(Figure contents as structured data)
..........

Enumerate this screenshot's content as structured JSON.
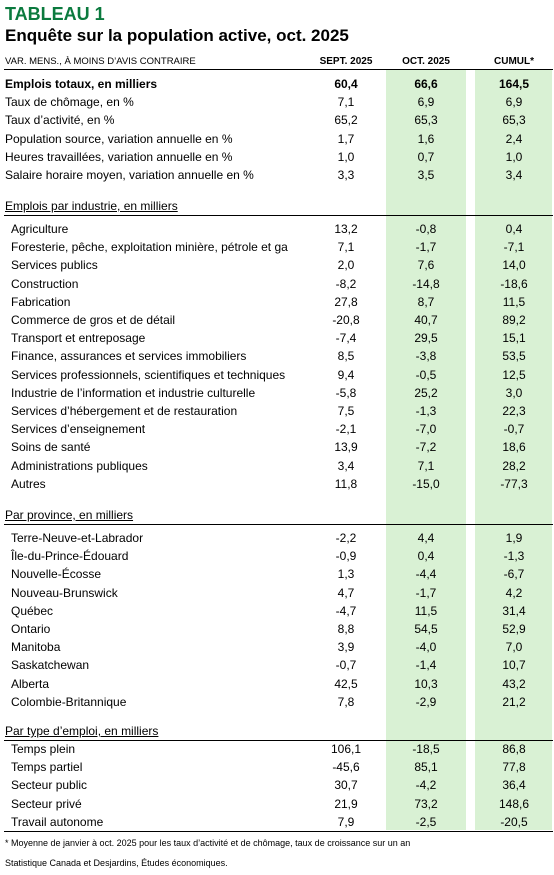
{
  "title": "TABLEAU 1",
  "subtitle": "Enquête sur la population active, oct. 2025",
  "header": {
    "left": "VAR. MENS., À MOINS D’AVIS CONTRAIRE",
    "sept": "SEPT. 2025",
    "oct": "OCT. 2025",
    "cumul": "CUMUL*"
  },
  "top_rows": [
    {
      "label": "Emplois totaux, en milliers",
      "sept": "60,4",
      "oct": "66,6",
      "cumul": "164,5"
    },
    {
      "label": "Taux de chômage, en %",
      "sept": "7,1",
      "oct": "6,9",
      "cumul": "6,9"
    },
    {
      "label": "Taux d’activité, en %",
      "sept": "65,2",
      "oct": "65,3",
      "cumul": "65,3"
    },
    {
      "label": "Population source, variation annuelle en %",
      "sept": "1,7",
      "oct": "1,6",
      "cumul": "2,4"
    },
    {
      "label": "Heures travaillées, variation annuelle en %",
      "sept": "1,0",
      "oct": "0,7",
      "cumul": "1,0"
    },
    {
      "label": "Salaire horaire moyen, variation annuelle en %",
      "sept": "3,3",
      "oct": "3,5",
      "cumul": "3,4"
    }
  ],
  "industry": {
    "title": "Emplois par industrie, en milliers",
    "rows": [
      {
        "label": "Agriculture",
        "sept": "13,2",
        "oct": "-0,8",
        "cumul": "0,4"
      },
      {
        "label": "Foresterie, pêche, exploitation minière, pétrole et ga",
        "sept": "7,1",
        "oct": "-1,7",
        "cumul": "-7,1"
      },
      {
        "label": "Services publics",
        "sept": "2,0",
        "oct": "7,6",
        "cumul": "14,0"
      },
      {
        "label": "Construction",
        "sept": "-8,2",
        "oct": "-14,8",
        "cumul": "-18,6"
      },
      {
        "label": "Fabrication",
        "sept": "27,8",
        "oct": "8,7",
        "cumul": "11,5"
      },
      {
        "label": "Commerce de gros et de détail",
        "sept": "-20,8",
        "oct": "40,7",
        "cumul": "89,2"
      },
      {
        "label": "Transport et entreposage",
        "sept": "-7,4",
        "oct": "29,5",
        "cumul": "15,1"
      },
      {
        "label": "Finance, assurances et services immobiliers",
        "sept": "8,5",
        "oct": "-3,8",
        "cumul": "53,5"
      },
      {
        "label": "Services professionnels, scientifiques et techniques",
        "sept": "9,4",
        "oct": "-0,5",
        "cumul": "12,5"
      },
      {
        "label": "Industrie de l’information et industrie culturelle",
        "sept": "-5,8",
        "oct": "25,2",
        "cumul": "3,0"
      },
      {
        "label": "Services d’hébergement et de restauration",
        "sept": "7,5",
        "oct": "-1,3",
        "cumul": "22,3"
      },
      {
        "label": "Services d’enseignement",
        "sept": "-2,1",
        "oct": "-7,0",
        "cumul": "-0,7"
      },
      {
        "label": "Soins de santé",
        "sept": "13,9",
        "oct": "-7,2",
        "cumul": "18,6"
      },
      {
        "label": "Administrations publiques",
        "sept": "3,4",
        "oct": "7,1",
        "cumul": "28,2"
      },
      {
        "label": "Autres",
        "sept": "11,8",
        "oct": "-15,0",
        "cumul": "-77,3"
      }
    ]
  },
  "province": {
    "title": "Par province, en milliers",
    "rows": [
      {
        "label": "Terre-Neuve-et-Labrador",
        "sept": "-2,2",
        "oct": "4,4",
        "cumul": "1,9"
      },
      {
        "label": "Île-du-Prince-Édouard",
        "sept": "-0,9",
        "oct": "0,4",
        "cumul": "-1,3"
      },
      {
        "label": "Nouvelle-Écosse",
        "sept": "1,3",
        "oct": "-4,4",
        "cumul": "-6,7"
      },
      {
        "label": "Nouveau-Brunswick",
        "sept": "4,7",
        "oct": "-1,7",
        "cumul": "4,2"
      },
      {
        "label": "Québec",
        "sept": "-4,7",
        "oct": "11,5",
        "cumul": "31,4"
      },
      {
        "label": "Ontario",
        "sept": "8,8",
        "oct": "54,5",
        "cumul": "52,9"
      },
      {
        "label": "Manitoba",
        "sept": "3,9",
        "oct": "-4,0",
        "cumul": "7,0"
      },
      {
        "label": "Saskatchewan",
        "sept": "-0,7",
        "oct": "-1,4",
        "cumul": "10,7"
      },
      {
        "label": "Alberta",
        "sept": "42,5",
        "oct": "10,3",
        "cumul": "43,2"
      },
      {
        "label": "Colombie-Britannique",
        "sept": "7,8",
        "oct": "-2,9",
        "cumul": "21,2"
      }
    ]
  },
  "employment": {
    "title": "Par type d’emploi, en milliers",
    "rows": [
      {
        "label": "Temps plein",
        "sept": "106,1",
        "oct": "-18,5",
        "cumul": "86,8"
      },
      {
        "label": "Temps partiel",
        "sept": "-45,6",
        "oct": "85,1",
        "cumul": "77,8"
      },
      {
        "label": "Secteur public",
        "sept": "30,7",
        "oct": "-4,2",
        "cumul": "36,4"
      },
      {
        "label": "Secteur privé",
        "sept": "21,9",
        "oct": "73,2",
        "cumul": "148,6"
      },
      {
        "label": "Travail autonome",
        "sept": "7,9",
        "oct": "-2,5",
        "cumul": "-20,5"
      }
    ]
  },
  "footnotes": {
    "note1": "* Moyenne de janvier à oct. 2025 pour les taux d’activité et de chômage, taux de croissance sur un an",
    "note2": "Statistique Canada et Desjardins, Études économiques."
  },
  "colors": {
    "title": "#0b7a3e",
    "column_shade": "#d9f1d4"
  }
}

..........

- [WHAT YOU NEED TO DO]: Would you return the data exactly as written, without the pictures?

- [WRITTEN ANSWER]:
Enumerate this screenshot's content as structured JSON.
{
  "title": "TABLEAU 1",
  "subtitle": "Enquête sur la population active, oct. 2025",
  "header": {
    "left": "VAR. MENS., À MOINS D’AVIS CONTRAIRE",
    "sept": "SEPT. 2025",
    "oct": "OCT. 2025",
    "cumul": "CUMUL*"
  },
  "top_rows": [
    {
      "label": "Emplois totaux, en milliers",
      "sept": "60,4",
      "oct": "66,6",
      "cumul": "164,5"
    },
    {
      "label": "Taux de chômage, en %",
      "sept": "7,1",
      "oct": "6,9",
      "cumul": "6,9"
    },
    {
      "label": "Taux d’activité, en %",
      "sept": "65,2",
      "oct": "65,3",
      "cumul": "65,3"
    },
    {
      "label": "Population source, variation annuelle en %",
      "sept": "1,7",
      "oct": "1,6",
      "cumul": "2,4"
    },
    {
      "label": "Heures travaillées, variation annuelle en %",
      "sept": "1,0",
      "oct": "0,7",
      "cumul": "1,0"
    },
    {
      "label": "Salaire horaire moyen, variation annuelle en %",
      "sept": "3,3",
      "oct": "3,5",
      "cumul": "3,4"
    }
  ],
  "industry": {
    "title": "Emplois par industrie, en milliers",
    "rows": [
      {
        "label": "Agriculture",
        "sept": "13,2",
        "oct": "-0,8",
        "cumul": "0,4"
      },
      {
        "label": "Foresterie, pêche, exploitation minière, pétrole et ga",
        "sept": "7,1",
        "oct": "-1,7",
        "cumul": "-7,1"
      },
      {
        "label": "Services publics",
        "sept": "2,0",
        "oct": "7,6",
        "cumul": "14,0"
      },
      {
        "label": "Construction",
        "sept": "-8,2",
        "oct": "-14,8",
        "cumul": "-18,6"
      },
      {
        "label": "Fabrication",
        "sept": "27,8",
        "oct": "8,7",
        "cumul": "11,5"
      },
      {
        "label": "Commerce de gros et de détail",
        "sept": "-20,8",
        "oct": "40,7",
        "cumul": "89,2"
      },
      {
        "label": "Transport et entreposage",
        "sept": "-7,4",
        "oct": "29,5",
        "cumul": "15,1"
      },
      {
        "label": "Finance, assurances et services immobiliers",
        "sept": "8,5",
        "oct": "-3,8",
        "cumul": "53,5"
      },
      {
        "label": "Services professionnels, scientifiques et techniques",
        "sept": "9,4",
        "oct": "-0,5",
        "cumul": "12,5"
      },
      {
        "label": "Industrie de l’information et industrie culturelle",
        "sept": "-5,8",
        "oct": "25,2",
        "cumul": "3,0"
      },
      {
        "label": "Services d’hébergement et de restauration",
        "sept": "7,5",
        "oct": "-1,3",
        "cumul": "22,3"
      },
      {
        "label": "Services d’enseignement",
        "sept": "-2,1",
        "oct": "-7,0",
        "cumul": "-0,7"
      },
      {
        "label": "Soins de santé",
        "sept": "13,9",
        "oct": "-7,2",
        "cumul": "18,6"
      },
      {
        "label": "Administrations publiques",
        "sept": "3,4",
        "oct": "7,1",
        "cumul": "28,2"
      },
      {
        "label": "Autres",
        "sept": "11,8",
        "oct": "-15,0",
        "cumul": "-77,3"
      }
    ]
  },
  "province": {
    "title": "Par province, en milliers",
    "rows": [
      {
        "label": "Terre-Neuve-et-Labrador",
        "sept": "-2,2",
        "oct": "4,4",
        "cumul": "1,9"
      },
      {
        "label": "Île-du-Prince-Édouard",
        "sept": "-0,9",
        "oct": "0,4",
        "cumul": "-1,3"
      },
      {
        "label": "Nouvelle-Écosse",
        "sept": "1,3",
        "oct": "-4,4",
        "cumul": "-6,7"
      },
      {
        "label": "Nouveau-Brunswick",
        "sept": "4,7",
        "oct": "-1,7",
        "cumul": "4,2"
      },
      {
        "label": "Québec",
        "sept": "-4,7",
        "oct": "11,5",
        "cumul": "31,4"
      },
      {
        "label": "Ontario",
        "sept": "8,8",
        "oct": "54,5",
        "cumul": "52,9"
      },
      {
        "label": "Manitoba",
        "sept": "3,9",
        "oct": "-4,0",
        "cumul": "7,0"
      },
      {
        "label": "Saskatchewan",
        "sept": "-0,7",
        "oct": "-1,4",
        "cumul": "10,7"
      },
      {
        "label": "Alberta",
        "sept": "42,5",
        "oct": "10,3",
        "cumul": "43,2"
      },
      {
        "label": "Colombie-Britannique",
        "sept": "7,8",
        "oct": "-2,9",
        "cumul": "21,2"
      }
    ]
  },
  "employment": {
    "title": "Par type d’emploi, en milliers",
    "rows": [
      {
        "label": "Temps plein",
        "sept": "106,1",
        "oct": "-18,5",
        "cumul": "86,8"
      },
      {
        "label": "Temps partiel",
        "sept": "-45,6",
        "oct": "85,1",
        "cumul": "77,8"
      },
      {
        "label": "Secteur public",
        "sept": "30,7",
        "oct": "-4,2",
        "cumul": "36,4"
      },
      {
        "label": "Secteur privé",
        "sept": "21,9",
        "oct": "73,2",
        "cumul": "148,6"
      },
      {
        "label": "Travail autonome",
        "sept": "7,9",
        "oct": "-2,5",
        "cumul": "-20,5"
      }
    ]
  },
  "footnotes": {
    "note1": "* Moyenne de janvier à oct. 2025 pour les taux d’activité et de chômage, taux de croissance sur un an",
    "note2": "Statistique Canada et Desjardins, Études économiques."
  },
  "colors": {
    "title": "#0b7a3e",
    "column_shade": "#d9f1d4"
  }
}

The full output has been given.